Exercise aim. Gather all lines containing the string "Revenue" and copy them out.

-------- Source material --------

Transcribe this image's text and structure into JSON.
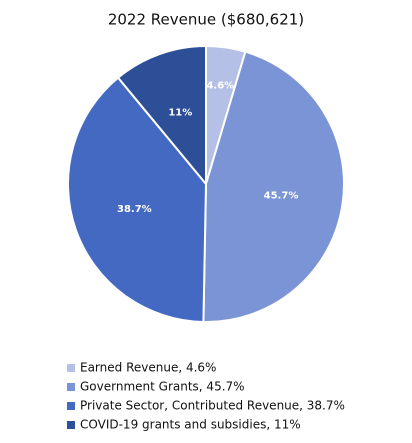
{
  "chart_data": {
    "type": "pie",
    "title": "2022 Revenue ($680,621)",
    "categories": [
      "Earned Revenue, 4.6%",
      "Government Grants, 45.7%",
      "Private Sector, Contributed Revenue, 38.7%",
      "COVID-19 grants and subsidies, 11%"
    ],
    "values": [
      4.6,
      45.7,
      38.7,
      11
    ],
    "value_labels": [
      "4.6%",
      "45.7%",
      "38.7%",
      "11%"
    ],
    "colors": [
      "#b4c0e6",
      "#7b94d5",
      "#4469c2",
      "#2d4f98"
    ],
    "legend": "bottom"
  }
}
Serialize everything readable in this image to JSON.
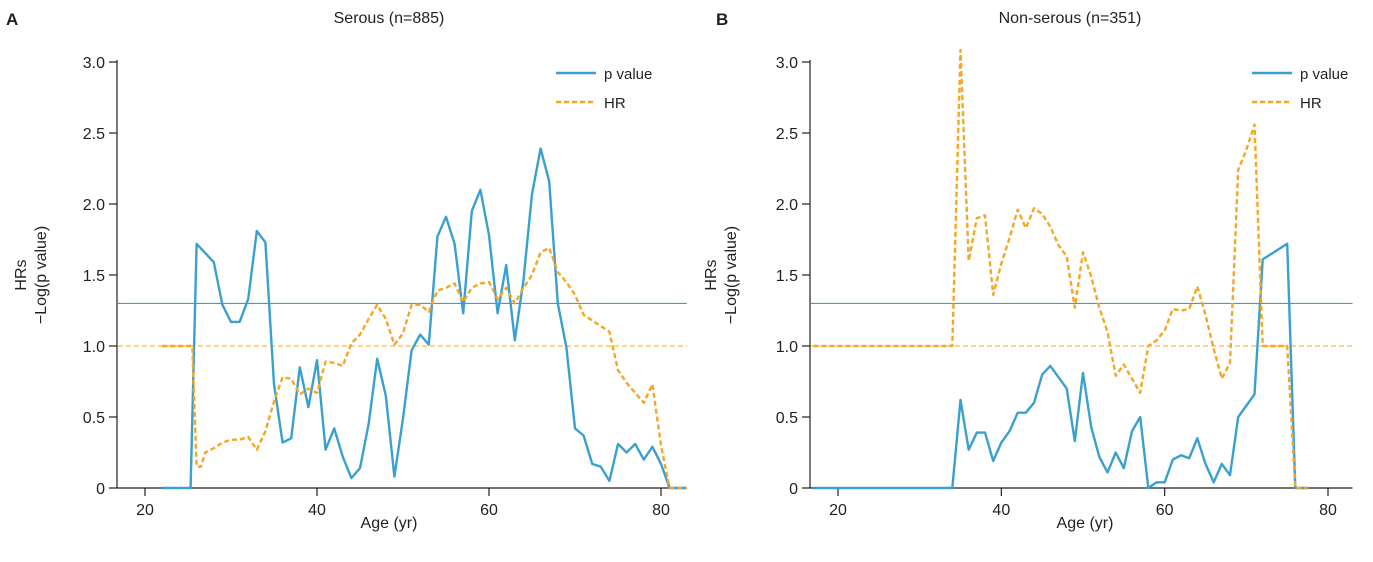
{
  "chart_data": [
    {
      "panel_letter": "A",
      "title": "Serous (n=885)",
      "type": "line",
      "xlabel": "Age (yr)",
      "ylabel_line1": "HRs",
      "ylabel_line2": "−Log(p value)",
      "xlim": [
        17,
        83
      ],
      "ylim": [
        0,
        3.0
      ],
      "xticks": [
        20,
        40,
        60,
        80
      ],
      "xtick_labels": [
        "20",
        "40",
        "60",
        "80"
      ],
      "yticks": [
        0,
        0.5,
        1.0,
        1.5,
        2.0,
        2.5,
        3.0
      ],
      "ytick_labels": [
        "0",
        "0.5",
        "1.0",
        "1.5",
        "2.0",
        "2.5",
        "3.0"
      ],
      "legend_position": "top-right",
      "reference_lines": [
        {
          "y": 1.3,
          "style": "solid",
          "color": "#3aa0d0"
        },
        {
          "y": 1.0,
          "style": "dashed",
          "color": "#f5a623"
        }
      ],
      "series": [
        {
          "name": "p value",
          "style": "solid",
          "color": "#3aa0d0",
          "points": [
            [
              22,
              0
            ],
            [
              25,
              0
            ],
            [
              25.3,
              0
            ],
            [
              26,
              1.72
            ],
            [
              28,
              1.59
            ],
            [
              29,
              1.29
            ],
            [
              30,
              1.17
            ],
            [
              31,
              1.17
            ],
            [
              32,
              1.33
            ],
            [
              33,
              1.81
            ],
            [
              34,
              1.73
            ],
            [
              35,
              0.73
            ],
            [
              36,
              0.32
            ],
            [
              37,
              0.35
            ],
            [
              38,
              0.85
            ],
            [
              39,
              0.57
            ],
            [
              40,
              0.9
            ],
            [
              41,
              0.27
            ],
            [
              42,
              0.42
            ],
            [
              43,
              0.22
            ],
            [
              44,
              0.07
            ],
            [
              45,
              0.14
            ],
            [
              46,
              0.45
            ],
            [
              47,
              0.91
            ],
            [
              48,
              0.65
            ],
            [
              49,
              0.08
            ],
            [
              50,
              0.49
            ],
            [
              51,
              0.97
            ],
            [
              52,
              1.08
            ],
            [
              53,
              1.01
            ],
            [
              54,
              1.77
            ],
            [
              55,
              1.91
            ],
            [
              56,
              1.72
            ],
            [
              57,
              1.23
            ],
            [
              58,
              1.95
            ],
            [
              59,
              2.1
            ],
            [
              60,
              1.78
            ],
            [
              61,
              1.23
            ],
            [
              62,
              1.57
            ],
            [
              63,
              1.04
            ],
            [
              64,
              1.46
            ],
            [
              65,
              2.07
            ],
            [
              66,
              2.39
            ],
            [
              67,
              2.16
            ],
            [
              68,
              1.3
            ],
            [
              69,
              0.99
            ],
            [
              70,
              0.42
            ],
            [
              71,
              0.37
            ],
            [
              72,
              0.17
            ],
            [
              73,
              0.15
            ],
            [
              74,
              0.05
            ],
            [
              75,
              0.31
            ],
            [
              76,
              0.25
            ],
            [
              77,
              0.31
            ],
            [
              78,
              0.2
            ],
            [
              79,
              0.29
            ],
            [
              80,
              0.17
            ],
            [
              81,
              0
            ],
            [
              83,
              0
            ]
          ]
        },
        {
          "name": "HR",
          "style": "dashed",
          "color": "#f5a623",
          "points": [
            [
              22,
              1
            ],
            [
              25,
              1
            ],
            [
              25.5,
              1
            ],
            [
              26,
              0.15
            ],
            [
              26.5,
              0.15
            ],
            [
              27,
              0.25
            ],
            [
              28,
              0.28
            ],
            [
              29,
              0.32
            ],
            [
              30,
              0.34
            ],
            [
              31,
              0.34
            ],
            [
              32,
              0.36
            ],
            [
              33,
              0.27
            ],
            [
              34,
              0.4
            ],
            [
              35,
              0.61
            ],
            [
              36,
              0.78
            ],
            [
              37,
              0.77
            ],
            [
              38,
              0.66
            ],
            [
              39,
              0.7
            ],
            [
              40,
              0.67
            ],
            [
              41,
              0.89
            ],
            [
              42,
              0.88
            ],
            [
              43,
              0.86
            ],
            [
              44,
              1.02
            ],
            [
              45,
              1.08
            ],
            [
              46,
              1.19
            ],
            [
              47,
              1.29
            ],
            [
              48,
              1.19
            ],
            [
              49,
              1.01
            ],
            [
              50,
              1.09
            ],
            [
              51,
              1.29
            ],
            [
              52,
              1.29
            ],
            [
              53,
              1.24
            ],
            [
              54,
              1.39
            ],
            [
              55,
              1.41
            ],
            [
              56,
              1.44
            ],
            [
              57,
              1.31
            ],
            [
              58,
              1.41
            ],
            [
              59,
              1.44
            ],
            [
              60,
              1.45
            ],
            [
              61,
              1.33
            ],
            [
              62,
              1.41
            ],
            [
              63,
              1.3
            ],
            [
              64,
              1.41
            ],
            [
              65,
              1.5
            ],
            [
              66,
              1.66
            ],
            [
              67,
              1.69
            ],
            [
              68,
              1.52
            ],
            [
              69,
              1.45
            ],
            [
              70,
              1.36
            ],
            [
              71,
              1.22
            ],
            [
              72,
              1.18
            ],
            [
              73,
              1.14
            ],
            [
              74,
              1.1
            ],
            [
              75,
              0.83
            ],
            [
              76,
              0.74
            ],
            [
              77,
              0.67
            ],
            [
              78,
              0.6
            ],
            [
              79,
              0.73
            ],
            [
              80,
              0.3
            ],
            [
              81,
              0
            ],
            [
              83,
              0
            ]
          ]
        }
      ]
    },
    {
      "panel_letter": "B",
      "title": "Non-serous (n=351)",
      "type": "line",
      "xlabel": "Age (yr)",
      "ylabel_line1": "HRs",
      "ylabel_line2": "−Log(p value)",
      "xlim": [
        17,
        83
      ],
      "ylim": [
        0,
        3.0
      ],
      "xticks": [
        20,
        40,
        60,
        80
      ],
      "xtick_labels": [
        "20",
        "40",
        "60",
        "80"
      ],
      "yticks": [
        0,
        0.5,
        1.0,
        1.5,
        2.0,
        2.5,
        3.0
      ],
      "ytick_labels": [
        "0",
        "0.5",
        "1.0",
        "1.5",
        "2.0",
        "2.5",
        "3.0"
      ],
      "legend_position": "top-right",
      "reference_lines": [
        {
          "y": 1.3,
          "style": "solid",
          "color": "#3aa0d0"
        },
        {
          "y": 1.0,
          "style": "dashed",
          "color": "#f5a623"
        }
      ],
      "series": [
        {
          "name": "p value",
          "style": "solid",
          "color": "#3aa0d0",
          "points": [
            [
              17,
              0
            ],
            [
              20,
              0
            ],
            [
              30,
              0
            ],
            [
              34,
              0
            ],
            [
              35,
              0.62
            ],
            [
              36,
              0.27
            ],
            [
              37,
              0.39
            ],
            [
              38,
              0.39
            ],
            [
              39,
              0.19
            ],
            [
              40,
              0.32
            ],
            [
              41,
              0.4
            ],
            [
              42,
              0.53
            ],
            [
              43,
              0.53
            ],
            [
              44,
              0.6
            ],
            [
              45,
              0.8
            ],
            [
              46,
              0.86
            ],
            [
              47,
              0.78
            ],
            [
              48,
              0.7
            ],
            [
              49,
              0.33
            ],
            [
              50,
              0.81
            ],
            [
              51,
              0.43
            ],
            [
              52,
              0.22
            ],
            [
              53,
              0.11
            ],
            [
              54,
              0.25
            ],
            [
              55,
              0.14
            ],
            [
              56,
              0.4
            ],
            [
              57,
              0.5
            ],
            [
              58,
              0
            ],
            [
              59,
              0.04
            ],
            [
              60,
              0.04
            ],
            [
              61,
              0.2
            ],
            [
              62,
              0.23
            ],
            [
              63,
              0.21
            ],
            [
              64,
              0.35
            ],
            [
              65,
              0.17
            ],
            [
              66,
              0.04
            ],
            [
              67,
              0.17
            ],
            [
              68,
              0.09
            ],
            [
              69,
              0.5
            ],
            [
              71,
              0.66
            ],
            [
              72,
              1.61
            ],
            [
              75,
              1.72
            ],
            [
              76,
              0
            ],
            [
              77.5,
              0
            ]
          ]
        },
        {
          "name": "HR",
          "style": "dashed",
          "color": "#f5a623",
          "points": [
            [
              17,
              1
            ],
            [
              30,
              1
            ],
            [
              34,
              1
            ],
            [
              35,
              3.2
            ],
            [
              36,
              1.6
            ],
            [
              37,
              1.9
            ],
            [
              38,
              1.92
            ],
            [
              39,
              1.36
            ],
            [
              40,
              1.58
            ],
            [
              41,
              1.76
            ],
            [
              42,
              1.96
            ],
            [
              43,
              1.83
            ],
            [
              44,
              1.97
            ],
            [
              45,
              1.93
            ],
            [
              46,
              1.84
            ],
            [
              47,
              1.71
            ],
            [
              48,
              1.63
            ],
            [
              49,
              1.27
            ],
            [
              50,
              1.66
            ],
            [
              51,
              1.49
            ],
            [
              52,
              1.27
            ],
            [
              53,
              1.1
            ],
            [
              54,
              0.79
            ],
            [
              55,
              0.87
            ],
            [
              56,
              0.77
            ],
            [
              57,
              0.67
            ],
            [
              58,
              1.0
            ],
            [
              59,
              1.04
            ],
            [
              60,
              1.11
            ],
            [
              61,
              1.26
            ],
            [
              62,
              1.25
            ],
            [
              63,
              1.26
            ],
            [
              64,
              1.42
            ],
            [
              65,
              1.22
            ],
            [
              66,
              0.98
            ],
            [
              67,
              0.77
            ],
            [
              68,
              0.88
            ],
            [
              69,
              2.24
            ],
            [
              70,
              2.38
            ],
            [
              71,
              2.56
            ],
            [
              72,
              1.0
            ],
            [
              75,
              1.0
            ],
            [
              76,
              0
            ],
            [
              77.5,
              0
            ]
          ]
        }
      ]
    }
  ]
}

--------

Reply to the exercise.
    "title": "2022 Revenue ($680,621)",
      "Earned Revenue, 4.6%",
      "Private Sector, Contributed Revenue, 38.7%",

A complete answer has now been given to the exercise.